• **Directions**
Look through the data below and say how many of its lines contain "with", adding nothing else.
□ □ □ □ □
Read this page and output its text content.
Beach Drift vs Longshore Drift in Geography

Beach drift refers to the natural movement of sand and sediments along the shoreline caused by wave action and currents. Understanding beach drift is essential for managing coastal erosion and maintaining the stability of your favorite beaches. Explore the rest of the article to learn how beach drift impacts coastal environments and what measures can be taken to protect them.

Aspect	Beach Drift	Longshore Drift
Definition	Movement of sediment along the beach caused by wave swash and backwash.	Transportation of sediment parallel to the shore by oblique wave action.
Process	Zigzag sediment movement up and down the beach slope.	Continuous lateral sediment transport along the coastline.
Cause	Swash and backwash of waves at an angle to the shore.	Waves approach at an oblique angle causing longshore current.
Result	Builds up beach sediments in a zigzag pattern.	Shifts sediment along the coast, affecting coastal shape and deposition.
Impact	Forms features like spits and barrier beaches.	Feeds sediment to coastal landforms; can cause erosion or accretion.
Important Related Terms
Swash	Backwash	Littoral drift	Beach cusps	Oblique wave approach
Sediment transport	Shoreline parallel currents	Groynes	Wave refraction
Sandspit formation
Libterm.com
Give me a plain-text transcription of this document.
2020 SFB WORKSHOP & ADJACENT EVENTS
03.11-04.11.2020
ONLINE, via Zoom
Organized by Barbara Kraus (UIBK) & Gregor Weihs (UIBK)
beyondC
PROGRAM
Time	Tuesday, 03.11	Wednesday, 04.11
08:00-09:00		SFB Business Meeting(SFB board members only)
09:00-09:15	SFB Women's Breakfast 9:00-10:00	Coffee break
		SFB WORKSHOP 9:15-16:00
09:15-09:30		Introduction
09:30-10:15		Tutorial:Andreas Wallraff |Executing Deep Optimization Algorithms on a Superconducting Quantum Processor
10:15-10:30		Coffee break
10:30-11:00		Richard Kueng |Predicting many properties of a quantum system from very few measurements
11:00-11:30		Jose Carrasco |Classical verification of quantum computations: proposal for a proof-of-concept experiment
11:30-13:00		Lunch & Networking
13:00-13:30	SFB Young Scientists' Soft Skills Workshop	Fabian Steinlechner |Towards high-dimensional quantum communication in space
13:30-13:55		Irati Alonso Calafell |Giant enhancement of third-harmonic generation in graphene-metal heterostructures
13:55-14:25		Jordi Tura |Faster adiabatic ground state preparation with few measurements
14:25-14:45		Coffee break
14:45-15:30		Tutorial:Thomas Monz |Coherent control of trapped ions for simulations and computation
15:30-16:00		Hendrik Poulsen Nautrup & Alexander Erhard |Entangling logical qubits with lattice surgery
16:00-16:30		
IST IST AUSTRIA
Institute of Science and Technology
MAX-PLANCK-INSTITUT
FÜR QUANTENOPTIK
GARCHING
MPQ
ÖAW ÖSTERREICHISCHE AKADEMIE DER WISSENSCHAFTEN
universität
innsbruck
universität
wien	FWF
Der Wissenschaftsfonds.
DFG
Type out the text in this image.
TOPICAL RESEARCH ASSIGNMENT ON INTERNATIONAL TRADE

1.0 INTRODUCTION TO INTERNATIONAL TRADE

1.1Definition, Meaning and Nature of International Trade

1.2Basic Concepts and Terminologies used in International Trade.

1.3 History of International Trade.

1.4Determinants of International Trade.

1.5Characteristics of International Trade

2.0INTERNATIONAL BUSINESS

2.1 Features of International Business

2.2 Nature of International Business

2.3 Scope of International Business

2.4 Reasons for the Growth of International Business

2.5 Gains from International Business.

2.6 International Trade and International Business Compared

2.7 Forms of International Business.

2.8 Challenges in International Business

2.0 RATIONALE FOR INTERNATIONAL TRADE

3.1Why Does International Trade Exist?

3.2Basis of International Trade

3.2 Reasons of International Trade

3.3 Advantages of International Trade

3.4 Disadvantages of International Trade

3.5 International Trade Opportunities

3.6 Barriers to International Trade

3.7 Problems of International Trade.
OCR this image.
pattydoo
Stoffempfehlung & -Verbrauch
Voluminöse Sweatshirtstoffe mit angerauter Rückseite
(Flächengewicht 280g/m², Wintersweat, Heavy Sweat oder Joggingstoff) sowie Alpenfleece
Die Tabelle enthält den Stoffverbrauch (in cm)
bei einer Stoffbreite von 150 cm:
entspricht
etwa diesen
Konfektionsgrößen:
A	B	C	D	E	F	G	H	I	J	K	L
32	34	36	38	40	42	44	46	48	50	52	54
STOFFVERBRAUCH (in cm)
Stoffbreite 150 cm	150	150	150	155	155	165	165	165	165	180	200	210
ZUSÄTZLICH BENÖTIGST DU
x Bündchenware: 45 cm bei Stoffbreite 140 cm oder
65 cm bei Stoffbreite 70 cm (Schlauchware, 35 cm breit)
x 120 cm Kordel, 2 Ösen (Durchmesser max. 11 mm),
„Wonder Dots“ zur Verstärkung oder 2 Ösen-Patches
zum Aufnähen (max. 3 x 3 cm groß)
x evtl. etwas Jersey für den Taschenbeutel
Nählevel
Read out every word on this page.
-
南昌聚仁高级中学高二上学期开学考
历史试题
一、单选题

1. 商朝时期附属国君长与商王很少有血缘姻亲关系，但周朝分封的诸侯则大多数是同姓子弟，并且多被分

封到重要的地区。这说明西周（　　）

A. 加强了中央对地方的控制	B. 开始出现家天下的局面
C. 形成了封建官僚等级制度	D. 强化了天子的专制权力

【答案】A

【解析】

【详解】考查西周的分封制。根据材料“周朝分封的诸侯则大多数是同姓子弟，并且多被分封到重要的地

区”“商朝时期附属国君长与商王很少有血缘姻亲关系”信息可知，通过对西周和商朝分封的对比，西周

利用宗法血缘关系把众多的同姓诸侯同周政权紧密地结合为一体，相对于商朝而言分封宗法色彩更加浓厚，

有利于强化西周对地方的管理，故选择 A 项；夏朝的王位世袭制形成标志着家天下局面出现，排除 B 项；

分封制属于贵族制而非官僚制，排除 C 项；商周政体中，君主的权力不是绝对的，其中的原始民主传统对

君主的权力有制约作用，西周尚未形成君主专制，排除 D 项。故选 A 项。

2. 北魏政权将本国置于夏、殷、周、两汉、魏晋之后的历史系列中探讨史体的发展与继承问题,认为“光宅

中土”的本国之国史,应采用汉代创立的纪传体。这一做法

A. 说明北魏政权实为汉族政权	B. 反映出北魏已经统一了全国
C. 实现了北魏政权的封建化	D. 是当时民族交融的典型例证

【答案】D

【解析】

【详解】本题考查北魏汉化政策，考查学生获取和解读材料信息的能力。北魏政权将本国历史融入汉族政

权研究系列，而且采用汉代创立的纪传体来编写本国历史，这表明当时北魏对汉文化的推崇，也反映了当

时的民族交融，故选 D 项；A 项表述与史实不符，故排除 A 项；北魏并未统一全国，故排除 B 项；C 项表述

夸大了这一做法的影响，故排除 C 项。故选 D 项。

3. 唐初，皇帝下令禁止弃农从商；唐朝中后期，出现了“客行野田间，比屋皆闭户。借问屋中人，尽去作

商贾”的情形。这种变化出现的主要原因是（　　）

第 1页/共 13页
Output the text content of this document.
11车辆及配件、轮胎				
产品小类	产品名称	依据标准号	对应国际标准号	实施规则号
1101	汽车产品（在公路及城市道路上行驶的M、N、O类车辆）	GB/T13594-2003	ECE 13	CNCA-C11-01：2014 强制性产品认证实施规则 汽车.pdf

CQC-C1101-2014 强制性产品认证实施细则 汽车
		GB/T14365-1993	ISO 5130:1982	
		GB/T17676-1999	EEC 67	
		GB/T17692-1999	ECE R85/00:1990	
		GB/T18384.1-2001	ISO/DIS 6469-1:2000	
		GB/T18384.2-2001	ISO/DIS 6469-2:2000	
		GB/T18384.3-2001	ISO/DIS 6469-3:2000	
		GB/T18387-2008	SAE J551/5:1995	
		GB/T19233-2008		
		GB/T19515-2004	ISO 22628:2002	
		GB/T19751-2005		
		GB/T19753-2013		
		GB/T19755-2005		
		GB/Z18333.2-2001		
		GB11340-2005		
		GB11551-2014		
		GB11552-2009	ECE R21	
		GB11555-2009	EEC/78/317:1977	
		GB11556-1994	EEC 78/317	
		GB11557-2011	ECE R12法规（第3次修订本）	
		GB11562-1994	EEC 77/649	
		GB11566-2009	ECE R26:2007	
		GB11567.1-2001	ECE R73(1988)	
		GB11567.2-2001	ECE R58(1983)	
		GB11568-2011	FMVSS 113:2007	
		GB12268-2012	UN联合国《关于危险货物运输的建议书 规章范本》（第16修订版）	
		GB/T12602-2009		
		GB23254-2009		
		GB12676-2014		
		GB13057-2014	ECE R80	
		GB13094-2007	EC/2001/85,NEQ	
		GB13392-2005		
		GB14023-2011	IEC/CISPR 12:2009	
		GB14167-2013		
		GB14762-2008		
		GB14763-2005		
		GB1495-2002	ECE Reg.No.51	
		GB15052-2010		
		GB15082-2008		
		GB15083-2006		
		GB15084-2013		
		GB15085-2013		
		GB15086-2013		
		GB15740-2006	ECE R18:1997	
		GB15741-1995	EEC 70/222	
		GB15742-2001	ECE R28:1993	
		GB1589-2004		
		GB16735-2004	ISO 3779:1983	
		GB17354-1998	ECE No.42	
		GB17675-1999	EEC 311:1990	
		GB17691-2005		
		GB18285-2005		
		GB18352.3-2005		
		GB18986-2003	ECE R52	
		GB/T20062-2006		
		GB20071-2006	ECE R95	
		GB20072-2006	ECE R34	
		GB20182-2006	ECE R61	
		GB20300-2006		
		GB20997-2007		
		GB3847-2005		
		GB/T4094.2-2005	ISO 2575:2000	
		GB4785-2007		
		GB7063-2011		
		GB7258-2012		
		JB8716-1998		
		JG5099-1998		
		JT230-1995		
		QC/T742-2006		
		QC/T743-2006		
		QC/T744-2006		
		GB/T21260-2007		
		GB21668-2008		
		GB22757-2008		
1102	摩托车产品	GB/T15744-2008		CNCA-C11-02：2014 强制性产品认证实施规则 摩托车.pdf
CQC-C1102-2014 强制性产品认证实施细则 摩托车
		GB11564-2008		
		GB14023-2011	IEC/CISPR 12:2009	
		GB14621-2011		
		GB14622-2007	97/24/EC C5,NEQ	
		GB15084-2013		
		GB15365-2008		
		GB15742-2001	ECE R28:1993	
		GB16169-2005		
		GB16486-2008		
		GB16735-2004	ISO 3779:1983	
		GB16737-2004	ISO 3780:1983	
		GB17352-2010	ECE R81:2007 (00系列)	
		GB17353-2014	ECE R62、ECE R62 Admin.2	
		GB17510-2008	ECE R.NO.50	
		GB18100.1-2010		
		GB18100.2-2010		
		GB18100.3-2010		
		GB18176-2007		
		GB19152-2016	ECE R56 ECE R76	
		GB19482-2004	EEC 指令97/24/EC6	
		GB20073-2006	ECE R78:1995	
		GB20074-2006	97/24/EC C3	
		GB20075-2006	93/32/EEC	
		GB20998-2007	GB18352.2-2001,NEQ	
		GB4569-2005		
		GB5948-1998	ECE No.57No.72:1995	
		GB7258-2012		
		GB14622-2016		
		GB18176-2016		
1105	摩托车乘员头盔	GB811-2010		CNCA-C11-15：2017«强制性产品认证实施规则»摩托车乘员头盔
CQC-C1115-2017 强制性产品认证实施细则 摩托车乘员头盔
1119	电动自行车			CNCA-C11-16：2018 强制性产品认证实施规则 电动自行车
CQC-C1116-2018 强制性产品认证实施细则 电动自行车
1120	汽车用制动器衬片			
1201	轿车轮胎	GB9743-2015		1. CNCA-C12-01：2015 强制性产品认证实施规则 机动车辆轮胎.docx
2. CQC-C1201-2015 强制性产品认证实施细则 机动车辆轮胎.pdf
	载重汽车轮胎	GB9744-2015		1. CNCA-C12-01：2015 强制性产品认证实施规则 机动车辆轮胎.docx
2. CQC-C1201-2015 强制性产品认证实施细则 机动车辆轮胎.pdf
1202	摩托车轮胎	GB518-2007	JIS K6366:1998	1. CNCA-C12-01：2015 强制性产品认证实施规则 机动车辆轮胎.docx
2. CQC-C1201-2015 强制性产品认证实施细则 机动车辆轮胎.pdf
□ □ □ □ □
• **The answer**
2